#### [Given entries]
=-=-=

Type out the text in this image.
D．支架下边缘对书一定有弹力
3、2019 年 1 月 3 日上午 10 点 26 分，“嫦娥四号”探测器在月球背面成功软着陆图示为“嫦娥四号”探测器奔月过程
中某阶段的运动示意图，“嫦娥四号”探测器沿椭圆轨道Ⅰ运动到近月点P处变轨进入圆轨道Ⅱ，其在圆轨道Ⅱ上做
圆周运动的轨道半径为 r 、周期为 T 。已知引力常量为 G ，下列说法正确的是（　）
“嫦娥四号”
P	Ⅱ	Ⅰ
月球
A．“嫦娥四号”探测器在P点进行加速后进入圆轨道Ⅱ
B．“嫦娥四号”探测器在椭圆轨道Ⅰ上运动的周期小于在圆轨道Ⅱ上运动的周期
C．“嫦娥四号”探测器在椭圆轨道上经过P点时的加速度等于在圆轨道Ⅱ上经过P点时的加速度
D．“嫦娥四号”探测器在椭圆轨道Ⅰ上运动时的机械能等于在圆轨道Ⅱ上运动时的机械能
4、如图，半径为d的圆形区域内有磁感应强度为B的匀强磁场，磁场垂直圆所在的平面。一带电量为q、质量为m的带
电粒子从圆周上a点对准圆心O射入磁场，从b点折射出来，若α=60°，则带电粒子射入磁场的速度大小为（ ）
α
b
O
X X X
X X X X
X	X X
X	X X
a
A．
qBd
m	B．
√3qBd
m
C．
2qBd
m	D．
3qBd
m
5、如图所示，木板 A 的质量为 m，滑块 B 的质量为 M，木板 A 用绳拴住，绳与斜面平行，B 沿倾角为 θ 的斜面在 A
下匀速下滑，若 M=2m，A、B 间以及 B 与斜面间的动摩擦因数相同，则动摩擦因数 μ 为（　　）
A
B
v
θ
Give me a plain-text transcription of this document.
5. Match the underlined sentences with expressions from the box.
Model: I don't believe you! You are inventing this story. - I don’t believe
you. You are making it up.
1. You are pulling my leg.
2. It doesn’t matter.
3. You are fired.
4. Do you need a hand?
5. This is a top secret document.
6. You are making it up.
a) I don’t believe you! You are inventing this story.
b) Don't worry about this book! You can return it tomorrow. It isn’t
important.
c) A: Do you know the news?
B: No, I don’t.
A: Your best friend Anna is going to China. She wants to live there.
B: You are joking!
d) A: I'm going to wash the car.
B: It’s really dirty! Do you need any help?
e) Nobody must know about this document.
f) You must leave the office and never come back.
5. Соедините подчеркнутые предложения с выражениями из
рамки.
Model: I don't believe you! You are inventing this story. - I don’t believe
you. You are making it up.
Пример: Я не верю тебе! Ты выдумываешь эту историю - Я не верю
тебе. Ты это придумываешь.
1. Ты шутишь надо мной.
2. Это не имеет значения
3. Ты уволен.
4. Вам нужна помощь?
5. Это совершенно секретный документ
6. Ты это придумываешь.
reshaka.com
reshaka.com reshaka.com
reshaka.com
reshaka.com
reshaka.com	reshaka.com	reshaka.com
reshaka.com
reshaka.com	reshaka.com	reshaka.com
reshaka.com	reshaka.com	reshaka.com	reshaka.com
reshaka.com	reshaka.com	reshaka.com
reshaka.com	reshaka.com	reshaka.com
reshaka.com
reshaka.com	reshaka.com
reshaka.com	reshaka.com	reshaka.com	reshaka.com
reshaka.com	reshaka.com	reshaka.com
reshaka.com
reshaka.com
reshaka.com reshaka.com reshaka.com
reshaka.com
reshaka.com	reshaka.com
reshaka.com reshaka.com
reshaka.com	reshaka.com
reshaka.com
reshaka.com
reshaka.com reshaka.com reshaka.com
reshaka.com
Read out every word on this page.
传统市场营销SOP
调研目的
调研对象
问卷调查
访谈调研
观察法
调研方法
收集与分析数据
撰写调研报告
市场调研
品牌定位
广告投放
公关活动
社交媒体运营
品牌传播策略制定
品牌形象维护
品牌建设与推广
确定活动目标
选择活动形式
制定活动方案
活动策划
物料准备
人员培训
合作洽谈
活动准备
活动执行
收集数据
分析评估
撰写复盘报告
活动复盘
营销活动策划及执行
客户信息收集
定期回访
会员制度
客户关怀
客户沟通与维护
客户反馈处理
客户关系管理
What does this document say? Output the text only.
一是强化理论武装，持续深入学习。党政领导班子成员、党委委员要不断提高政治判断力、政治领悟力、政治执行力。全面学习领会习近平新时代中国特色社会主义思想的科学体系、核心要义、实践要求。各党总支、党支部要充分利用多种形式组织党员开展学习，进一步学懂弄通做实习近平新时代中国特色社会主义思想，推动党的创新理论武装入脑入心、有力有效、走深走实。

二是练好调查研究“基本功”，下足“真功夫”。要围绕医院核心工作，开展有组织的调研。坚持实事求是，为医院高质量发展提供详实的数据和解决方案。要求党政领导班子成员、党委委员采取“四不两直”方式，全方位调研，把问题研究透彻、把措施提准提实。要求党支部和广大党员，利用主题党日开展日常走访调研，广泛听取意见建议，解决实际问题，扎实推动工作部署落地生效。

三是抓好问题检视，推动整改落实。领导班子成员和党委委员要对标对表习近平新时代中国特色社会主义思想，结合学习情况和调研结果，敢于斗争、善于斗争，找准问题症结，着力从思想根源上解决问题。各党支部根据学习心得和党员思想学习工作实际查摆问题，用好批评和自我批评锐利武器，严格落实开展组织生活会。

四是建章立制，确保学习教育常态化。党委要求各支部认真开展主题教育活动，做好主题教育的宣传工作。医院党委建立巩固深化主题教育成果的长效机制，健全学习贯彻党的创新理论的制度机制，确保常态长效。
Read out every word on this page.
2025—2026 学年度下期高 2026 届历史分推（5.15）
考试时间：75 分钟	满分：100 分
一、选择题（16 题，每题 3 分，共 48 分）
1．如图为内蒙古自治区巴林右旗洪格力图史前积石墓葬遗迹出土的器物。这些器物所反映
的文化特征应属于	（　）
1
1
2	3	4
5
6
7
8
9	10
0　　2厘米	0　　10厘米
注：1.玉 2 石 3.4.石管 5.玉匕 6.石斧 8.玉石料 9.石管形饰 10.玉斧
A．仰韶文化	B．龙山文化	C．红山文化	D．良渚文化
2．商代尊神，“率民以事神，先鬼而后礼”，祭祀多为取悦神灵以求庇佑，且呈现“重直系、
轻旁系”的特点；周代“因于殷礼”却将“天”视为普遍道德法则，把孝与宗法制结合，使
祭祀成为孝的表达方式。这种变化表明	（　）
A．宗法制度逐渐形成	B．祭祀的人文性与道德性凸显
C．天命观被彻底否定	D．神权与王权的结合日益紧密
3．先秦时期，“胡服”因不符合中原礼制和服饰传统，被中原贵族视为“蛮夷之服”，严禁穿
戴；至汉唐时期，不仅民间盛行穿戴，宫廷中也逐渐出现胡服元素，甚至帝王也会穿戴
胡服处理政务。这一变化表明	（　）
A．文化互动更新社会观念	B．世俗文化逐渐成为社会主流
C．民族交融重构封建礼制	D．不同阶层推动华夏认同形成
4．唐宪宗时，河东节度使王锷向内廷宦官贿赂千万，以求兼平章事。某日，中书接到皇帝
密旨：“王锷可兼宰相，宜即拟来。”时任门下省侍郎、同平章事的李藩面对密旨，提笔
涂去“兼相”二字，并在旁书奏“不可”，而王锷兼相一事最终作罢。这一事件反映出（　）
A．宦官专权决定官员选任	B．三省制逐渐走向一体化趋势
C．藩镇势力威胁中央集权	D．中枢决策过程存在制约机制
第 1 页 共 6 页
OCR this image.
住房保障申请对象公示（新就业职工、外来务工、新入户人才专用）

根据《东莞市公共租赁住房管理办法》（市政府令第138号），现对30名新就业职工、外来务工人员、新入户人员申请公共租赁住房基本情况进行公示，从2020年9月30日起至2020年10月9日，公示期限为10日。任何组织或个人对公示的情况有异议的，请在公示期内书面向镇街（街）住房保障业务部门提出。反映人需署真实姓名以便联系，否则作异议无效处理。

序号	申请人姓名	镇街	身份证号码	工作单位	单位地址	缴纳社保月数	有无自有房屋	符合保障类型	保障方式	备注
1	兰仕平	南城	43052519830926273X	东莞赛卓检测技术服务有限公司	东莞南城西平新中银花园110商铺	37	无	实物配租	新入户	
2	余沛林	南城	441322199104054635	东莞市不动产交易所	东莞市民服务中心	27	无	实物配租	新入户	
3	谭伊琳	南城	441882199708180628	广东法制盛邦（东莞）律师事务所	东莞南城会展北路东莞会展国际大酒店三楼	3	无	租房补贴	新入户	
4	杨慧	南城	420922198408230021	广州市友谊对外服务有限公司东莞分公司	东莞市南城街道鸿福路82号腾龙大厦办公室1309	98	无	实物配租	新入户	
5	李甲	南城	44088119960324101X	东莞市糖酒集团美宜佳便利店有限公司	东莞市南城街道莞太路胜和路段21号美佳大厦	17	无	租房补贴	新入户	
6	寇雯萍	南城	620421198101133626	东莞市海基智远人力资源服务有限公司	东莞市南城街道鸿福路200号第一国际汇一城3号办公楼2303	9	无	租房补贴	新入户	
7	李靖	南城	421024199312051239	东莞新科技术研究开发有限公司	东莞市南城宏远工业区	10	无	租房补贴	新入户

=-=-=

#### [Exercise aim]
State how many lines include the string "need", and nothing more.

#### [Solution to the exercise]
2